_Written problem_.
Pictures do not belong in the copy. Write out exactly the lines from the one containing "Enumerate this chart's" through the end of the data.

___ Records for the exercise ___

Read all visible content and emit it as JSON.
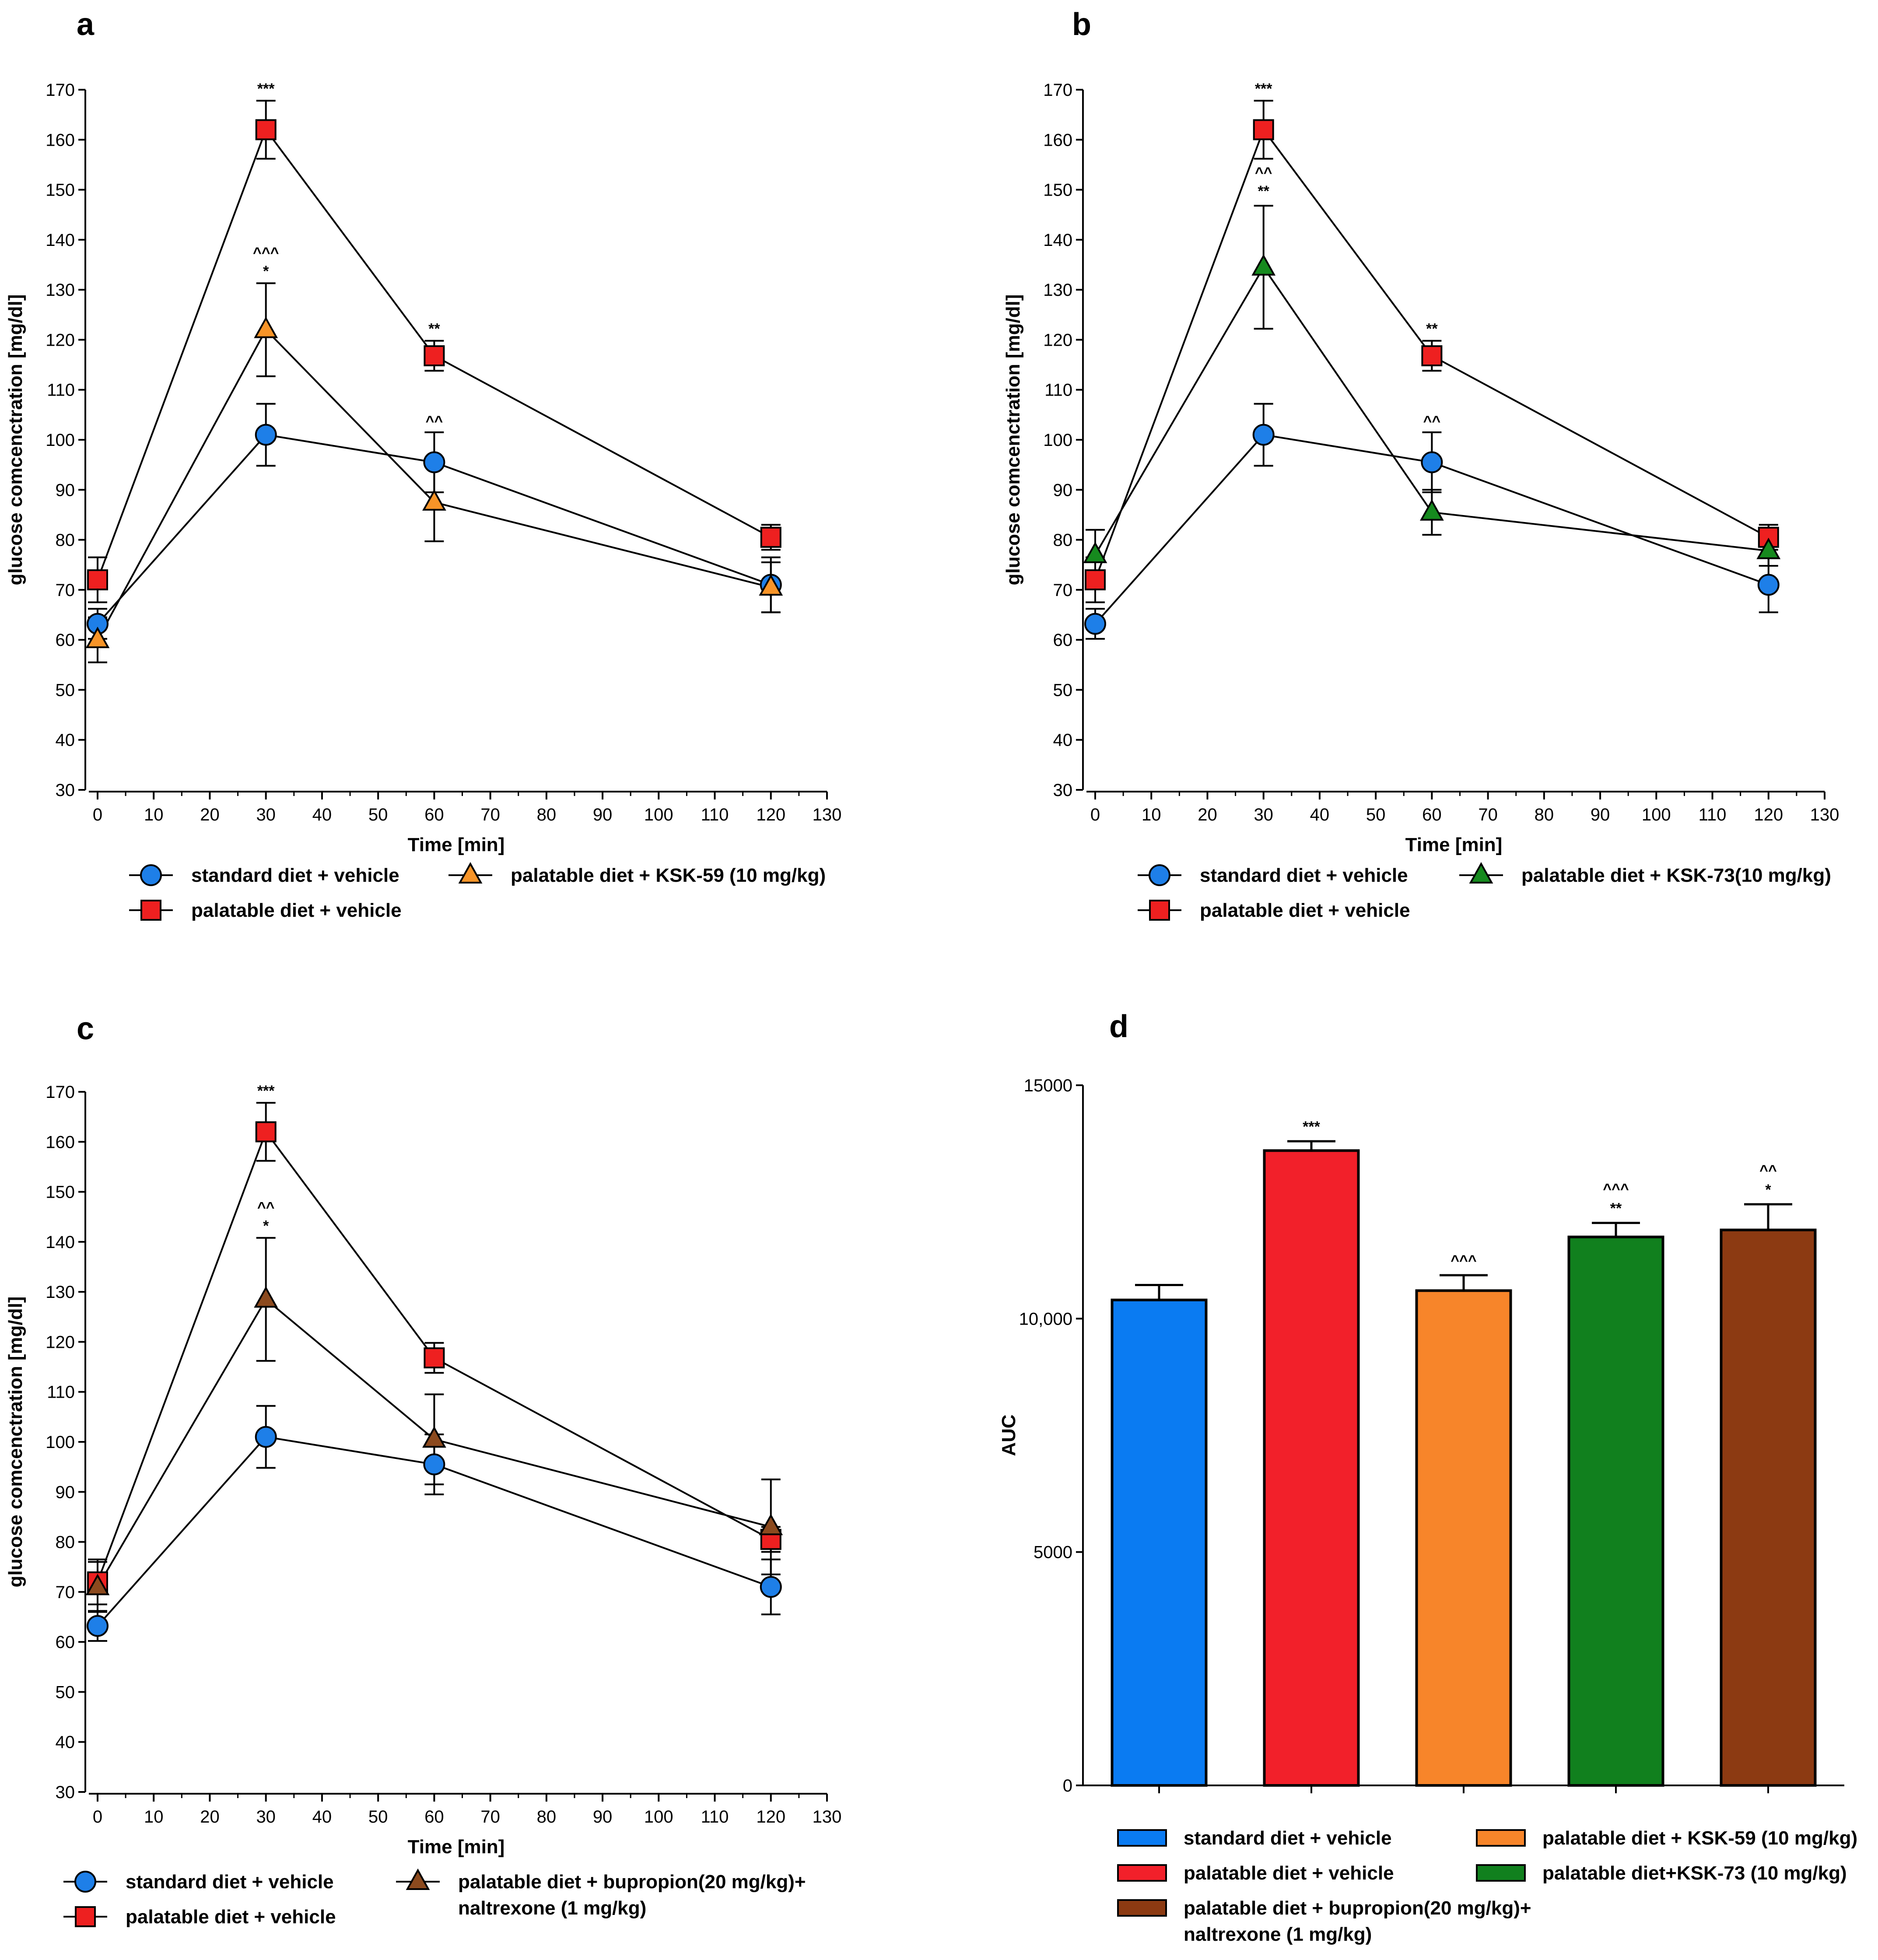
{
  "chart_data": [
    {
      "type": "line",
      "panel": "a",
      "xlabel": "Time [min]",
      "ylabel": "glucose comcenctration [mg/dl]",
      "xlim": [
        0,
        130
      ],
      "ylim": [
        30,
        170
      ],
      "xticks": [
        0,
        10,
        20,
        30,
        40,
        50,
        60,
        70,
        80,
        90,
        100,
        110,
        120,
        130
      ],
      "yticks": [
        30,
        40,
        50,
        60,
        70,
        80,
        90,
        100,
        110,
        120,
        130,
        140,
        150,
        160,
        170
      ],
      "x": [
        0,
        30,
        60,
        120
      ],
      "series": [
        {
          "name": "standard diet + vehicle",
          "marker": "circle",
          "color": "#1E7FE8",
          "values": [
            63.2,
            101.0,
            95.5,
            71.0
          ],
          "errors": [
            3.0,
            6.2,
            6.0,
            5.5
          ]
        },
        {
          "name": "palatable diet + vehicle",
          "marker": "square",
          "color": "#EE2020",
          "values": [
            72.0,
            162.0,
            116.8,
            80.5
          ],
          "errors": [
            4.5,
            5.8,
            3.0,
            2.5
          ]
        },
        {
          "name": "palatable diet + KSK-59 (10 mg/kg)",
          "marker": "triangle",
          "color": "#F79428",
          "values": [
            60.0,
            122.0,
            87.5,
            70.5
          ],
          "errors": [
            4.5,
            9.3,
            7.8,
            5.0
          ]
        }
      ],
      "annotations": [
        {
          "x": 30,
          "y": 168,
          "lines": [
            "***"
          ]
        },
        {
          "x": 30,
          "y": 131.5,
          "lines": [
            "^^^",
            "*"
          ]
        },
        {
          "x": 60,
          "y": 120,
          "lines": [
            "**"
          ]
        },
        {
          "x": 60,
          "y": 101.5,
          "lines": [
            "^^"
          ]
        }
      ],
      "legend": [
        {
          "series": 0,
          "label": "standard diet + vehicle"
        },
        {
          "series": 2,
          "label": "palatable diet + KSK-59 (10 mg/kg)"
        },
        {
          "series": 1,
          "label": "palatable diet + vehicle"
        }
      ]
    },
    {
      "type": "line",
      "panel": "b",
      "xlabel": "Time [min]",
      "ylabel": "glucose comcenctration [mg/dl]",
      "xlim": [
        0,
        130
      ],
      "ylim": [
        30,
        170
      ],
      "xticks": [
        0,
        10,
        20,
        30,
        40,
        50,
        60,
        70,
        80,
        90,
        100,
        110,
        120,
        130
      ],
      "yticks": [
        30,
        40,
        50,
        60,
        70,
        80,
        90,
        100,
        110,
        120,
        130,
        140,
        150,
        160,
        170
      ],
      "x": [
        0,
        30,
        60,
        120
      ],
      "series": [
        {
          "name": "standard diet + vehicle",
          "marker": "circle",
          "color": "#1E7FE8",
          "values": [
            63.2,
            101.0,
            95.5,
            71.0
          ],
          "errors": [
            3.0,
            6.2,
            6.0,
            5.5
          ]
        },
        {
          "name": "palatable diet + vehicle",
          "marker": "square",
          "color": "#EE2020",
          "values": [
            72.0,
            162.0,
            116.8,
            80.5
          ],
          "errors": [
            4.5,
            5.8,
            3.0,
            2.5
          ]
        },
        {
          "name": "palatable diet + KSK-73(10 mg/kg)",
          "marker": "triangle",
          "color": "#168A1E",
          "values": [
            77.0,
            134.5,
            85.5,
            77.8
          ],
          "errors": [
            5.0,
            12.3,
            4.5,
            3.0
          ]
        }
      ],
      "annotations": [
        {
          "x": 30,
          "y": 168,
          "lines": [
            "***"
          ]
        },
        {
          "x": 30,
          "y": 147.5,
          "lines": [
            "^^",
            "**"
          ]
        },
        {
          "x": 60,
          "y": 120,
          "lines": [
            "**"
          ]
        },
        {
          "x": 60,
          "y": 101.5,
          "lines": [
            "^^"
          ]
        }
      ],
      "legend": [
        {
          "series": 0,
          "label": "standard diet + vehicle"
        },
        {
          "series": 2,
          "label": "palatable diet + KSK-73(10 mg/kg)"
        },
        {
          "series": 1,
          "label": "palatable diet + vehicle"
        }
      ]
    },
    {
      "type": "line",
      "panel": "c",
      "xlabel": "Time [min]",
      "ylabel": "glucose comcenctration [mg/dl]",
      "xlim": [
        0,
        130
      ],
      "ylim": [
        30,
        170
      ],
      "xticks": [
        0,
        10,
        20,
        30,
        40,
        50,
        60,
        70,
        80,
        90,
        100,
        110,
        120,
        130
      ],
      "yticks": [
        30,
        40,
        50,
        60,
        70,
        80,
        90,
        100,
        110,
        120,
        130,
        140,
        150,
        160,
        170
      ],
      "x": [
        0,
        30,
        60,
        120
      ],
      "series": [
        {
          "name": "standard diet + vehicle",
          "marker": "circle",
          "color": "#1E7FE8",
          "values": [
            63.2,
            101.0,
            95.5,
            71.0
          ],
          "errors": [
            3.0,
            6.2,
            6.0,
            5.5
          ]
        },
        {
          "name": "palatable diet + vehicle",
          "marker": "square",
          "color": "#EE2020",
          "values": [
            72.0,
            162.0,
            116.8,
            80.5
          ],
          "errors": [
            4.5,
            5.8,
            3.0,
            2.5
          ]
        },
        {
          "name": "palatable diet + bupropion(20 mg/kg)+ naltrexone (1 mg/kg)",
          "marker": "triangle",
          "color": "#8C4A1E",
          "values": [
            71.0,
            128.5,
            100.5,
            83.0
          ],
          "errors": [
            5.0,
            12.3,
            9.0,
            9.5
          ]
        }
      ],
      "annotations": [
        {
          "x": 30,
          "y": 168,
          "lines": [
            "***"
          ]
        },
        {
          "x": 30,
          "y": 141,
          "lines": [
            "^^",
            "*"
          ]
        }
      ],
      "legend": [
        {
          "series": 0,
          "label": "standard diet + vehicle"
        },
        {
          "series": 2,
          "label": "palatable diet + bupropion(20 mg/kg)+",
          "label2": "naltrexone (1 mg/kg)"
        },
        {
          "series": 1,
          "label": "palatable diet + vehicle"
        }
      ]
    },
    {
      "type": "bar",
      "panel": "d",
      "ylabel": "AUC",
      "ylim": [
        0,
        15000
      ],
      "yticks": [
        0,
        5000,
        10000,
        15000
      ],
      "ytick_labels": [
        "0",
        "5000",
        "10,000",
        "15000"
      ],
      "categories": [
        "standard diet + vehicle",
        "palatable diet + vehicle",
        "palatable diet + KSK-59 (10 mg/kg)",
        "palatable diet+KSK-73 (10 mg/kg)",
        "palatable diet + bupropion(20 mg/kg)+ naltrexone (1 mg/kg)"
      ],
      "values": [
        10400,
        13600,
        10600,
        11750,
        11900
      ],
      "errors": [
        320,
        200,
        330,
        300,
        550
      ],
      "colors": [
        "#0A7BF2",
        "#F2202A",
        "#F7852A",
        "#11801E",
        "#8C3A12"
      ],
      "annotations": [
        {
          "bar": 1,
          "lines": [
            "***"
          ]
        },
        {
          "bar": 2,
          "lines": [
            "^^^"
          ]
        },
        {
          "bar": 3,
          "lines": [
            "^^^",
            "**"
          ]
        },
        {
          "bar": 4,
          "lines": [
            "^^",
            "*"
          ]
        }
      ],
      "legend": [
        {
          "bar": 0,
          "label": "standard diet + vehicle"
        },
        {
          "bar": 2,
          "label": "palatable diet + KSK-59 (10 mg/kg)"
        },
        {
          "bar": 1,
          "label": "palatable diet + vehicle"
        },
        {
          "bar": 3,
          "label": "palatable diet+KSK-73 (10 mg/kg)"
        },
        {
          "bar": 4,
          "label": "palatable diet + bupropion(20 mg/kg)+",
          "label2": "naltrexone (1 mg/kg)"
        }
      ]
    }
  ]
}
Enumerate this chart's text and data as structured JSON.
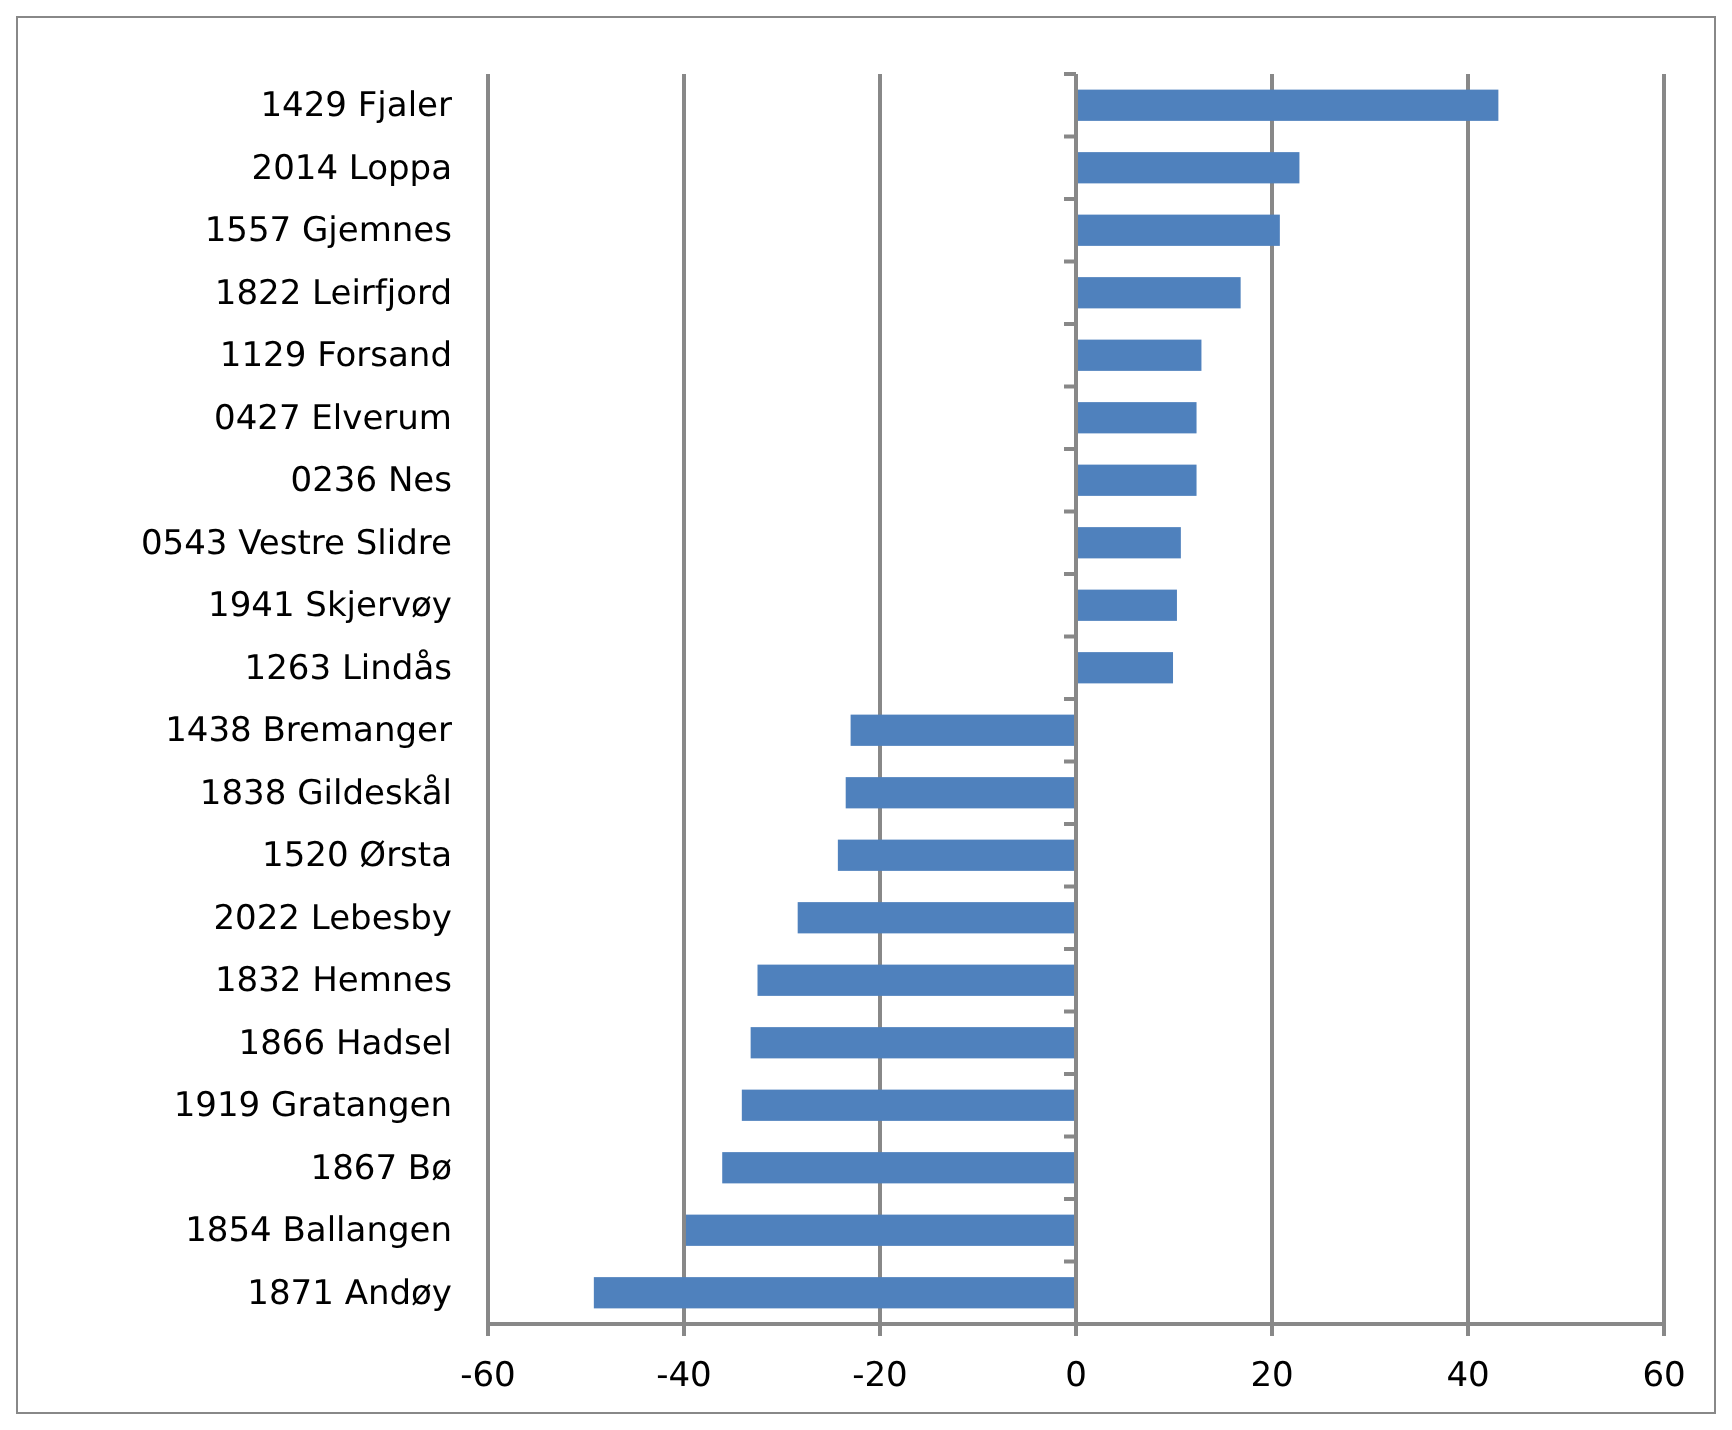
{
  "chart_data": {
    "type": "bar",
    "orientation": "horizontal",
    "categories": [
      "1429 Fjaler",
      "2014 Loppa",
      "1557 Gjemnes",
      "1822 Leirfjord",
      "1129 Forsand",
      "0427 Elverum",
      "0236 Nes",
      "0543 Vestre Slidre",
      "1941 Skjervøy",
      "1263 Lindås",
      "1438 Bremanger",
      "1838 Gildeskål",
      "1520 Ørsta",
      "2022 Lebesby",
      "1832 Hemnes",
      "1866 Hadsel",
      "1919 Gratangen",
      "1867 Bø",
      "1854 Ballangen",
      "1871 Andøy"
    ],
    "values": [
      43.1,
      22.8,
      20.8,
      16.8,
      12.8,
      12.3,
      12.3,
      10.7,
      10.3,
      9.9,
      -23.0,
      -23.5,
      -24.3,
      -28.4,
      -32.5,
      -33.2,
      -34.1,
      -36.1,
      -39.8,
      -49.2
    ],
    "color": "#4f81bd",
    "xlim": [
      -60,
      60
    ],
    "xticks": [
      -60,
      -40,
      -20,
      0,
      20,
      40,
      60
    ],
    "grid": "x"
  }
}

___

_Solution for this task_.
Enumerate this chart's text and data as structured JSON.
{
  "chart_data": {
    "type": "bar",
    "orientation": "horizontal",
    "categories": [
      "1429 Fjaler",
      "2014 Loppa",
      "1557 Gjemnes",
      "1822 Leirfjord",
      "1129 Forsand",
      "0427 Elverum",
      "0236 Nes",
      "0543 Vestre Slidre",
      "1941 Skjervøy",
      "1263 Lindås",
      "1438 Bremanger",
      "1838 Gildeskål",
      "1520 Ørsta",
      "2022 Lebesby",
      "1832 Hemnes",
      "1866 Hadsel",
      "1919 Gratangen",
      "1867 Bø",
      "1854 Ballangen",
      "1871 Andøy"
    ],
    "values": [
      43.1,
      22.8,
      20.8,
      16.8,
      12.8,
      12.3,
      12.3,
      10.7,
      10.3,
      9.9,
      -23.0,
      -23.5,
      -24.3,
      -28.4,
      -32.5,
      -33.2,
      -34.1,
      -36.1,
      -39.8,
      -49.2
    ],
    "color": "#4f81bd",
    "xlim": [
      -60,
      60
    ],
    "xticks": [
      -60,
      -40,
      -20,
      0,
      20,
      40,
      60
    ],
    "grid": "x"
  }
}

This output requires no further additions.